Reproduce the following passage of book descriptions and author notes word for word, in full.

Exercise passage
···

This treatise, on of one the most hotly contested regions of Latin America, tells the story of indigenous peoples’ relations to Europeans and how both the principal Indian group, the Kuna, and the Europeans were affected and altered by the contact. Drawing on manuscript sources from Scotland, England, and Spain, the author demonstrates how native social and political institutions were altered and how Europeans were forced to make indigenous people an integral part of their empires. The great strength of the book is its engagement with ethnohistorical approaches and the use of historical documentation to establish cultural dynamics and relationships. Gallup-Diaz is able to present the Kuna as active players in their own history, able to create new forms of leadership out of the process of contact, enabling them to survive.

About the Author

Ignacio Gallup-Diaz received his Ph.D. from Princeton University in 1999. He is assistant professor of History at Bryn Mawr College, where he teaches on the history of the early modern Atlantic World. His current research explores the development of autonomous African and indigenous communities in Panamá and Suriname during the period of colonization.

The Maria Paradox: How Latinas Can Merge Old World Traditions with New World Self-Esteem

Rosa Maria Gil, D.S.W.
Carmen Inoa Vazuez, Ph.D.

G.P. Putnam’s Sons, New York, NY 1996 ISB 0-399-14159-6


Rosa Maria Gil, D.S.W., is vice-president of Mental Health and Dependency Services for the New York City Health and Hospitals Corporation, an assistant professor of clinical psychiatric social work in Columbia University’s College of Physicians and Surgeons, and a Psychotherapist in private.


Carmen Inoa Vazquez, Ph.D., ABPP, is the founding director of the Bilingual Treatment Program clinic (BTP) at Bellevue Hospital, and the director of the NYU-Bellevue clinical internship, a clinical associate professor at New York University School of Medicine, and a psychotherapist in private practice. She lives in New York.

···

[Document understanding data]
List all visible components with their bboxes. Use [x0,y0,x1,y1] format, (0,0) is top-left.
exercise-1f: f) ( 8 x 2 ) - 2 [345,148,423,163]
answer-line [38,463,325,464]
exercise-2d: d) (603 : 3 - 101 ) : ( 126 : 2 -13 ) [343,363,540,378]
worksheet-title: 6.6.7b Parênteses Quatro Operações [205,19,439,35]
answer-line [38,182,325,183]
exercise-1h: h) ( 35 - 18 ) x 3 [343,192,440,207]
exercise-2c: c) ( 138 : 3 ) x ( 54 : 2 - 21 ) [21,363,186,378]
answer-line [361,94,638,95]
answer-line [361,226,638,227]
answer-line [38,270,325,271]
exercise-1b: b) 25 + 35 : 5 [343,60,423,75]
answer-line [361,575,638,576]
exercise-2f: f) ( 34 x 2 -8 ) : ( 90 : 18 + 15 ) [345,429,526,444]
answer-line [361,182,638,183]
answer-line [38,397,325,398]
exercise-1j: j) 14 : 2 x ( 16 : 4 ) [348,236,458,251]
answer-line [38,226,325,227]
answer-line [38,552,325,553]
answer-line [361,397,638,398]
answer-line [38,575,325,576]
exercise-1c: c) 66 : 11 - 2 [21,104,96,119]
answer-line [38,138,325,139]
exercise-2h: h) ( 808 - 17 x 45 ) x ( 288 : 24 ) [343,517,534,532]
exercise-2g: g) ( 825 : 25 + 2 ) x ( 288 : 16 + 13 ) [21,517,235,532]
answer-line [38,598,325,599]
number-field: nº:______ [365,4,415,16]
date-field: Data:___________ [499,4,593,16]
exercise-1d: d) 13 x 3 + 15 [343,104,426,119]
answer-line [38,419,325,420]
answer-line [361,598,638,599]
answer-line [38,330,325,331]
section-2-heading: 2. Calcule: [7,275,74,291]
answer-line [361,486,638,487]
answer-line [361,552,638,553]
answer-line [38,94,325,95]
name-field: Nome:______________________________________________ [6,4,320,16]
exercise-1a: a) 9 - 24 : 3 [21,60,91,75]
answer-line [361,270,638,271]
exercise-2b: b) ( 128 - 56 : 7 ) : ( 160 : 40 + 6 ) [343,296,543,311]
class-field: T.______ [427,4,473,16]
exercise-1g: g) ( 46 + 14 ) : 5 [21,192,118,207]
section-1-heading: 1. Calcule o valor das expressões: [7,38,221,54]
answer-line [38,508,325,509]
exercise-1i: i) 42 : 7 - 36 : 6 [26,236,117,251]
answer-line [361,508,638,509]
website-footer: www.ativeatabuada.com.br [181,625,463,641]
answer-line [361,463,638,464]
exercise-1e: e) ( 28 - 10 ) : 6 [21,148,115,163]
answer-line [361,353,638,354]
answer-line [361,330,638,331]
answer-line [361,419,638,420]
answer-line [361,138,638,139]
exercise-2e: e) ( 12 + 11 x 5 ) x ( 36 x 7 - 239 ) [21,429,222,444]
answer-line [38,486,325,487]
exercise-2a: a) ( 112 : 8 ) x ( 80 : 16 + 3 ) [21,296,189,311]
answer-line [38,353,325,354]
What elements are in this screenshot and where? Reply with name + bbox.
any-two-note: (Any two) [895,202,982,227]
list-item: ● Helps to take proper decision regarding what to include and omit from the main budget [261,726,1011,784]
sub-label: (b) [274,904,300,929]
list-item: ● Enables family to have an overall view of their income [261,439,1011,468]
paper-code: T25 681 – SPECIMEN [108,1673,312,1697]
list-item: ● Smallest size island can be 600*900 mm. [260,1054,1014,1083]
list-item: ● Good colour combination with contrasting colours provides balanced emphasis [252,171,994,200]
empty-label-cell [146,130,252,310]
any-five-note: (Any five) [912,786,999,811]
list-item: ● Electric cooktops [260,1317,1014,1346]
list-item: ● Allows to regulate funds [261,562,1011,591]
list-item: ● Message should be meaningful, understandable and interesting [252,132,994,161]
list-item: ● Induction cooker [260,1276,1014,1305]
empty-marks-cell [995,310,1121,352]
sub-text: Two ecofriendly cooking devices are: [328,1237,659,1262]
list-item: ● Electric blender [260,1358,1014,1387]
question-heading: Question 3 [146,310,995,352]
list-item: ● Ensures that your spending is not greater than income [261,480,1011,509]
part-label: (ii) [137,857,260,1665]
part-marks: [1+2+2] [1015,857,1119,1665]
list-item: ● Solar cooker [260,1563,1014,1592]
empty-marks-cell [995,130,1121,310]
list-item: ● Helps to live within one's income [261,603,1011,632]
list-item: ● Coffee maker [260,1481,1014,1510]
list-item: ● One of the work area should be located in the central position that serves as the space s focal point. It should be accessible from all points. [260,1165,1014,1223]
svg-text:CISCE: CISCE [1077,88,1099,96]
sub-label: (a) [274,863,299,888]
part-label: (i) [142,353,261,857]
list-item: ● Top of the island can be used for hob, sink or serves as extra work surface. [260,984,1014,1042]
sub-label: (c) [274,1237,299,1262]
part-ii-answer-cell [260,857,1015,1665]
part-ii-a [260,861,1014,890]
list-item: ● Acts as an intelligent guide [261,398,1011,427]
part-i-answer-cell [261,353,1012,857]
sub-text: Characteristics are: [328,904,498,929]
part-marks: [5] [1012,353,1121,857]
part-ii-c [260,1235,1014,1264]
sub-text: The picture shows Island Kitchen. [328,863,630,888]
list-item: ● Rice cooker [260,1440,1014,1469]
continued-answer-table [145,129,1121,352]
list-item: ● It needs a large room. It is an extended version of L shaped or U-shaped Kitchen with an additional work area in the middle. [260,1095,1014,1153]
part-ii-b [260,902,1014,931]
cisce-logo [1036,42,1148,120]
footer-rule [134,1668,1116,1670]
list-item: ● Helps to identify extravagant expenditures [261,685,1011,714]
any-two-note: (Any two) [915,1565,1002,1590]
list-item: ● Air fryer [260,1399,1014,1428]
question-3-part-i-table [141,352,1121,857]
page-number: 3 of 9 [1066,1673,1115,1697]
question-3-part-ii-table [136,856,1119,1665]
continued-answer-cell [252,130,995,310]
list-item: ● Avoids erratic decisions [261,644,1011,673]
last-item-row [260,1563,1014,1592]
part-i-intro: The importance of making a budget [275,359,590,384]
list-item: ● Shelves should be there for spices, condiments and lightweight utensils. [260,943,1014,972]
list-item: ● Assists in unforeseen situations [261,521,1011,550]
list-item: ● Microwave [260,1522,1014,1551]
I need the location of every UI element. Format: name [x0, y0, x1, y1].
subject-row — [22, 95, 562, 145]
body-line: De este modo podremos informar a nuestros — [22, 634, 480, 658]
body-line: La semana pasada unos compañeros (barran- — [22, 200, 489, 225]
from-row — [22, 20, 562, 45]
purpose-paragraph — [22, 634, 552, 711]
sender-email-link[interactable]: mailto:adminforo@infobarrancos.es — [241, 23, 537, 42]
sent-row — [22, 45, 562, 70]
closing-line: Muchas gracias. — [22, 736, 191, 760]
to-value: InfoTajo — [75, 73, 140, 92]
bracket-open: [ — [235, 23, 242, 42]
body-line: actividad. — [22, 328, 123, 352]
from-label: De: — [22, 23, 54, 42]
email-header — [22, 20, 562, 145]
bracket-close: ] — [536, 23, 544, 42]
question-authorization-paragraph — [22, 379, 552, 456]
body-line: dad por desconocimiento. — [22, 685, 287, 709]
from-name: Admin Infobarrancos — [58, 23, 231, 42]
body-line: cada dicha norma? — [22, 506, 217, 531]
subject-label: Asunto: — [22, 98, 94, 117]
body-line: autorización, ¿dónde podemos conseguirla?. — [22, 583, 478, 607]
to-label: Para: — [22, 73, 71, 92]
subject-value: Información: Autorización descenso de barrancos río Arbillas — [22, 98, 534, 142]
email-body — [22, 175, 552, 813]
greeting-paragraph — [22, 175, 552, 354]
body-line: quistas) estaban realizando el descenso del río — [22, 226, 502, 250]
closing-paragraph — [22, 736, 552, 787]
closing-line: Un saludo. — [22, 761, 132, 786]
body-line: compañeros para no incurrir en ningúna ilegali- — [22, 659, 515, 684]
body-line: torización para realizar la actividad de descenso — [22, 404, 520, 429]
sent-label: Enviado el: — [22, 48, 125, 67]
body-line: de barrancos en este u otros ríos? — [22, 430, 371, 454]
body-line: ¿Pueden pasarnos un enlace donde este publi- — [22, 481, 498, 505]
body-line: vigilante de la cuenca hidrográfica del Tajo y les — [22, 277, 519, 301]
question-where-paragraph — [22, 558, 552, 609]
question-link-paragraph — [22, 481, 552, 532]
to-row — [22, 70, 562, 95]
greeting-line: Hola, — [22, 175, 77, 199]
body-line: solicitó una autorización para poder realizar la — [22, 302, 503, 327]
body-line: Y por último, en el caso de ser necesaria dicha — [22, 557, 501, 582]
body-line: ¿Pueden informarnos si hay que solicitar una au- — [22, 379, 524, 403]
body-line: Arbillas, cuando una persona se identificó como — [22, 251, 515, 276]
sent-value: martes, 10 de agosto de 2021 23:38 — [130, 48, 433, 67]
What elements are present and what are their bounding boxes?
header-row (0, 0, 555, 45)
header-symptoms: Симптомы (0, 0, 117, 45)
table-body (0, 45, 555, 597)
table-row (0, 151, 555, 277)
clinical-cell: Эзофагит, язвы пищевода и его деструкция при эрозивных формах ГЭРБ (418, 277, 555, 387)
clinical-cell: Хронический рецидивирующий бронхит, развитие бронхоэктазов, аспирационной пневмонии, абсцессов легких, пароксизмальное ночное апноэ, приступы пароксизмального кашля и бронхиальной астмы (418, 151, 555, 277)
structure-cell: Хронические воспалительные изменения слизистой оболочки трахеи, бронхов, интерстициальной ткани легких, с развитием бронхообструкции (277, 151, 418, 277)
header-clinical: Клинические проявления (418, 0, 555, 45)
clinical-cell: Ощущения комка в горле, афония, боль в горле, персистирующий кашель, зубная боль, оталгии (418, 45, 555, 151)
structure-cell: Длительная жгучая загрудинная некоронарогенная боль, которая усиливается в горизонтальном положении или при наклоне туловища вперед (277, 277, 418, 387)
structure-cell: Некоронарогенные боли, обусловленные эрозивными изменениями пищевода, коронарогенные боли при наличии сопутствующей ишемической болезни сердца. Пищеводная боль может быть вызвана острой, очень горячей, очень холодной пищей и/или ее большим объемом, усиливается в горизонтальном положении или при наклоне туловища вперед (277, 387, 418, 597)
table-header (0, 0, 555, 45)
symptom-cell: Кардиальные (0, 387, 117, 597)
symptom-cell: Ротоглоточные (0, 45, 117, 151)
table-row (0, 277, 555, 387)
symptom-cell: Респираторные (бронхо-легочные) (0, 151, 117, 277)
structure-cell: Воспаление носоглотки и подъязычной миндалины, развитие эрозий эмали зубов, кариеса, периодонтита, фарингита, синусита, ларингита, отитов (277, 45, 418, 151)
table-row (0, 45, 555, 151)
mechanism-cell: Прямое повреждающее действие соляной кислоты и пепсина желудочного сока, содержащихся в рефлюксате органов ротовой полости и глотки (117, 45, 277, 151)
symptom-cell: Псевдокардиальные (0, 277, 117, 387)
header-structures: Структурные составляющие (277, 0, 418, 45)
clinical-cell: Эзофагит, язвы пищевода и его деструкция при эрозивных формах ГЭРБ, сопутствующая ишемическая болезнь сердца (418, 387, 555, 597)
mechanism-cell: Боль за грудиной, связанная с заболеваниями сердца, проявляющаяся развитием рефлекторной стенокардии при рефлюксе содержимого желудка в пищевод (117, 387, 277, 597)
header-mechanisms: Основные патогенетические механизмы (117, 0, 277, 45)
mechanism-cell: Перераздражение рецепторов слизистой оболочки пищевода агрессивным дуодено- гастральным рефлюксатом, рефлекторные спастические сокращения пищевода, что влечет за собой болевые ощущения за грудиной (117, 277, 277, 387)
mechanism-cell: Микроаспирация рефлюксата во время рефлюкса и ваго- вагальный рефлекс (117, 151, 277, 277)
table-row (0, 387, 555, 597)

···

Task result
This treatise, on of one the most hotly contested regions of Latin America, tells the story of indigenous peoples’ relations to Europeans and how both the principal Indian group, the Kuna, and the Europeans were affected and altered by the contact. Drawing on manuscript sources from Scotland, England, and Spain, the author demonstrates how native social and political institutions were altered and how Europeans were forced to make indigenous people an integral part of their empires. The great strength of the book is its engagement with ethnohistorical approaches and the use of historical documentation to establish cultural dynamics and relationships. Gallup-Diaz is able to present the Kuna as active players in their own history, able to create new forms of leadership out of the process of contact, enabling them to survive.

About the Author

Ignacio Gallup-Diaz received his Ph.D. from Princeton University in 1999. He is assistant professor of History at Bryn Mawr College, where he teaches on the history of the early modern Atlantic World. His current research explores the development of autonomous African and indigenous communities in Panamá and Suriname during the period of colonization.

The Maria Paradox: How Latinas Can Merge Old World Traditions with New World Self-Esteem

Rosa Maria Gil, D.S.W.
Carmen Inoa Vazuez, Ph.D.

G.P. Putnam’s Sons, New York, NY 1996 ISB 0-399-14159-6


Rosa Maria Gil, D.S.W., is vice-president of Mental Health and Dependency Services for the New York City Health and Hospitals Corporation, an assistant professor of clinical psychiatric social work in Columbia University’s College of Physicians and Surgeons, and a Psychotherapist in private.


Carmen Inoa Vazquez, Ph.D., ABPP, is the founding director of the Bilingual Treatment Program clinic (BTP) at Bellevue Hospital, and the director of the NYU-Bellevue clinical internship, a clinical associate professor at New York University School of Medicine, and a psychotherapist in private practice. She lives in New York.